= What is asked =
Write out every entry word for word.

= Records for this exercise =
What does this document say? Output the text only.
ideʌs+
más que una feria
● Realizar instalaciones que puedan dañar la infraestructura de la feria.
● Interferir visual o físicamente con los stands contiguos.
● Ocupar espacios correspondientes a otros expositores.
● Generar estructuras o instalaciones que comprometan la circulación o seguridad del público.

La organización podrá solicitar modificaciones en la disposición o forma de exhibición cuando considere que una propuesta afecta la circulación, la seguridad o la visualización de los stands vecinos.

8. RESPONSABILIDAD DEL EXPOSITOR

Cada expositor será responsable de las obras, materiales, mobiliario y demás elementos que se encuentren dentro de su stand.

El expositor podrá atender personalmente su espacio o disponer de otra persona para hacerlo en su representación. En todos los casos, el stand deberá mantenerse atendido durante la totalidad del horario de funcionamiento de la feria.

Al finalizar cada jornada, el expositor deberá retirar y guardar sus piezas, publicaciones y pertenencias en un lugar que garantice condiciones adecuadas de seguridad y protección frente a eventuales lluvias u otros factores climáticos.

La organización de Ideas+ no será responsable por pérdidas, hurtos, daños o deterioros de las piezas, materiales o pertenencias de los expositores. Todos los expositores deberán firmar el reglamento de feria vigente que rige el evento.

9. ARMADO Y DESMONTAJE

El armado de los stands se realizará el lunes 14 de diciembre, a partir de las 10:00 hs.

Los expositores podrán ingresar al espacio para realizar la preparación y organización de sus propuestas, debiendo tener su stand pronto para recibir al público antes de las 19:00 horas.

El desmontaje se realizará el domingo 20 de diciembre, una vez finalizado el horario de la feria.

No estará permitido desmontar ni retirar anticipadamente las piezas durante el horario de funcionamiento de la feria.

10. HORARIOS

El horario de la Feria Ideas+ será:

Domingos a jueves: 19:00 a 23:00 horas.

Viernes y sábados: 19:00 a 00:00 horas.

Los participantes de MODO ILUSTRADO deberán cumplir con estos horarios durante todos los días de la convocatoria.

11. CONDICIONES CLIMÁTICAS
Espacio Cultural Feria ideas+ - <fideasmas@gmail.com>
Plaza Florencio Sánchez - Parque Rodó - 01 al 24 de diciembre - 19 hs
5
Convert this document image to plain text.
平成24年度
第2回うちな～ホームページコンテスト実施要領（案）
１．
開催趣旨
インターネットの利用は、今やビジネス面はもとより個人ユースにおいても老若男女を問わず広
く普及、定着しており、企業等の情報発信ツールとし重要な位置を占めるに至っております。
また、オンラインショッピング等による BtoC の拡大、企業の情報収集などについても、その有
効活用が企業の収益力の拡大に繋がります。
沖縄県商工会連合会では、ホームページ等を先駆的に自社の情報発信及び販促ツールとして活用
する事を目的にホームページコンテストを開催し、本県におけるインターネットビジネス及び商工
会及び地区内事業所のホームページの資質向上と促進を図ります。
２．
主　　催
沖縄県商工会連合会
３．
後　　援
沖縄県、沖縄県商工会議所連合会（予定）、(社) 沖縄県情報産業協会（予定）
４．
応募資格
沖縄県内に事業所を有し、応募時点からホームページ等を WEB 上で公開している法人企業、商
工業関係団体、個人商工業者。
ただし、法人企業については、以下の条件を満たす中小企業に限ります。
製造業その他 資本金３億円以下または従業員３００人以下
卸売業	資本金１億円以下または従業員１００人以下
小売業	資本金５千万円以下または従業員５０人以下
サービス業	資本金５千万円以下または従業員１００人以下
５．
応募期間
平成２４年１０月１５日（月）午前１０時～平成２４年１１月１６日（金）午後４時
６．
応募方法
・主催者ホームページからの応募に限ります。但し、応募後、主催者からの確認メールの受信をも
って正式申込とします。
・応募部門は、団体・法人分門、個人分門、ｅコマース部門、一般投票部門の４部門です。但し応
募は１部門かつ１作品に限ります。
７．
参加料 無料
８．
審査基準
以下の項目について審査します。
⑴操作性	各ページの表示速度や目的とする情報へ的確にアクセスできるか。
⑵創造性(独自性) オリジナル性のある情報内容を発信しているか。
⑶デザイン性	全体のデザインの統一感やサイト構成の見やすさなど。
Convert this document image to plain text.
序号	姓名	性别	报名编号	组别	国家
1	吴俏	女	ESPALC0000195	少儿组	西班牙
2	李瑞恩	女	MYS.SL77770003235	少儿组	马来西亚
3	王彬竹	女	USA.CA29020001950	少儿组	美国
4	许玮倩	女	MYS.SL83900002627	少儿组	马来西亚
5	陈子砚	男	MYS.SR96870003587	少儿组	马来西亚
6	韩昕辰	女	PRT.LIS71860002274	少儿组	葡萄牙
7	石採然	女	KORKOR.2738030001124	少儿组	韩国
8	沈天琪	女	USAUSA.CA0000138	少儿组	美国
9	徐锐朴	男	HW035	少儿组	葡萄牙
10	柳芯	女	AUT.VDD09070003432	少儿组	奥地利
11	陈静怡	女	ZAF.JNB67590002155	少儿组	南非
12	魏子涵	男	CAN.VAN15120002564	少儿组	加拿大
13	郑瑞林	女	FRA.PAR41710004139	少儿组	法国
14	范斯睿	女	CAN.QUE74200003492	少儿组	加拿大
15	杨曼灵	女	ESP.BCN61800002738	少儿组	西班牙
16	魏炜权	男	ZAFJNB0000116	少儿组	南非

= Exercise output =
What does this document say? Output the text only.
ideʌs+
más que una feria
● Realizar instalaciones que puedan dañar la infraestructura de la feria.
● Interferir visual o físicamente con los stands contiguos.
● Ocupar espacios correspondientes a otros expositores.
● Generar estructuras o instalaciones que comprometan la circulación o seguridad del público.

La organización podrá solicitar modificaciones en la disposición o forma de exhibición cuando considere que una propuesta afecta la circulación, la seguridad o la visualización de los stands vecinos.

8. RESPONSABILIDAD DEL EXPOSITOR

Cada expositor será responsable de las obras, materiales, mobiliario y demás elementos que se encuentren dentro de su stand.

El expositor podrá atender personalmente su espacio o disponer de otra persona para hacerlo en su representación. En todos los casos, el stand deberá mantenerse atendido durante la totalidad del horario de funcionamiento de la feria.

Al finalizar cada jornada, el expositor deberá retirar y guardar sus piezas, publicaciones y pertenencias en un lugar que garantice condiciones adecuadas de seguridad y protección frente a eventuales lluvias u otros factores climáticos.

La organización de Ideas+ no será responsable por pérdidas, hurtos, daños o deterioros de las piezas, materiales o pertenencias de los expositores. Todos los expositores deberán firmar el reglamento de feria vigente que rige el evento.

9. ARMADO Y DESMONTAJE

El armado de los stands se realizará el lunes 14 de diciembre, a partir de las 10:00 hs.

Los expositores podrán ingresar al espacio para realizar la preparación y organización de sus propuestas, debiendo tener su stand pronto para recibir al público antes de las 19:00 horas.

El desmontaje se realizará el domingo 20 de diciembre, una vez finalizado el horario de la feria.

No estará permitido desmontar ni retirar anticipadamente las piezas durante el horario de funcionamiento de la feria.

10. HORARIOS

El horario de la Feria Ideas+ será:

Domingos a jueves: 19:00 a 23:00 horas.

Viernes y sábados: 19:00 a 00:00 horas.

Los participantes de MODO ILUSTRADO deberán cumplir con estos horarios durante todos los días de la convocatoria.

11. CONDICIONES CLIMÁTICAS
Espacio Cultural Feria ideas+ - <fideasmas@gmail.com>
Plaza Florencio Sánchez - Parque Rodó - 01 al 24 de diciembre - 19 hs
5
Convert this document image to plain text.
平成24年度
第2回うちな～ホームページコンテスト実施要領（案）
１．
開催趣旨
インターネットの利用は、今やビジネス面はもとより個人ユースにおいても老若男女を問わず広
く普及、定着しており、企業等の情報発信ツールとし重要な位置を占めるに至っております。
また、オンラインショッピング等による BtoC の拡大、企業の情報収集などについても、その有
効活用が企業の収益力の拡大に繋がります。
沖縄県商工会連合会では、ホームページ等を先駆的に自社の情報発信及び販促ツールとして活用
する事を目的にホームページコンテストを開催し、本県におけるインターネットビジネス及び商工
会及び地区内事業所のホームページの資質向上と促進を図ります。
２．
主　　催
沖縄県商工会連合会
３．
後　　援
沖縄県、沖縄県商工会議所連合会（予定）、(社) 沖縄県情報産業協会（予定）
４．
応募資格
沖縄県内に事業所を有し、応募時点からホームページ等を WEB 上で公開している法人企業、商
工業関係団体、個人商工業者。
ただし、法人企業については、以下の条件を満たす中小企業に限ります。
製造業その他 資本金３億円以下または従業員３００人以下
卸売業	資本金１億円以下または従業員１００人以下
小売業	資本金５千万円以下または従業員５０人以下
サービス業	資本金５千万円以下または従業員１００人以下
５．
応募期間
平成２４年１０月１５日（月）午前１０時～平成２４年１１月１６日（金）午後４時
６．
応募方法
・主催者ホームページからの応募に限ります。但し、応募後、主催者からの確認メールの受信をも
って正式申込とします。
・応募部門は、団体・法人分門、個人分門、ｅコマース部門、一般投票部門の４部門です。但し応
募は１部門かつ１作品に限ります。
７．
参加料 無料
８．
審査基準
以下の項目について審査します。
⑴操作性	各ページの表示速度や目的とする情報へ的確にアクセスできるか。
⑵創造性(独自性) オリジナル性のある情報内容を発信しているか。
⑶デザイン性	全体のデザインの統一感やサイト構成の見やすさなど。
Convert this document image to plain text.
序号	姓名	性别	报名编号	组别	国家
1	吴俏	女	ESPALC0000195	少儿组	西班牙
2	李瑞恩	女	MYS.SL77770003235	少儿组	马来西亚
3	王彬竹	女	USA.CA29020001950	少儿组	美国
4	许玮倩	女	MYS.SL83900002627	少儿组	马来西亚
5	陈子砚	男	MYS.SR96870003587	少儿组	马来西亚
6	韩昕辰	女	PRT.LIS71860002274	少儿组	葡萄牙
7	石採然	女	KORKOR.2738030001124	少儿组	韩国
8	沈天琪	女	USAUSA.CA0000138	少儿组	美国
9	徐锐朴	男	HW035	少儿组	葡萄牙
10	柳芯	女	AUT.VDD09070003432	少儿组	奥地利
11	陈静怡	女	ZAF.JNB67590002155	少儿组	南非
12	魏子涵	男	CAN.VAN15120002564	少儿组	加拿大
13	郑瑞林	女	FRA.PAR41710004139	少儿组	法国
14	范斯睿	女	CAN.QUE74200003492	少儿组	加拿大
15	杨曼灵	女	ESP.BCN61800002738	少儿组	西班牙
16	魏炜权	男	ZAFJNB0000116	少儿组	南非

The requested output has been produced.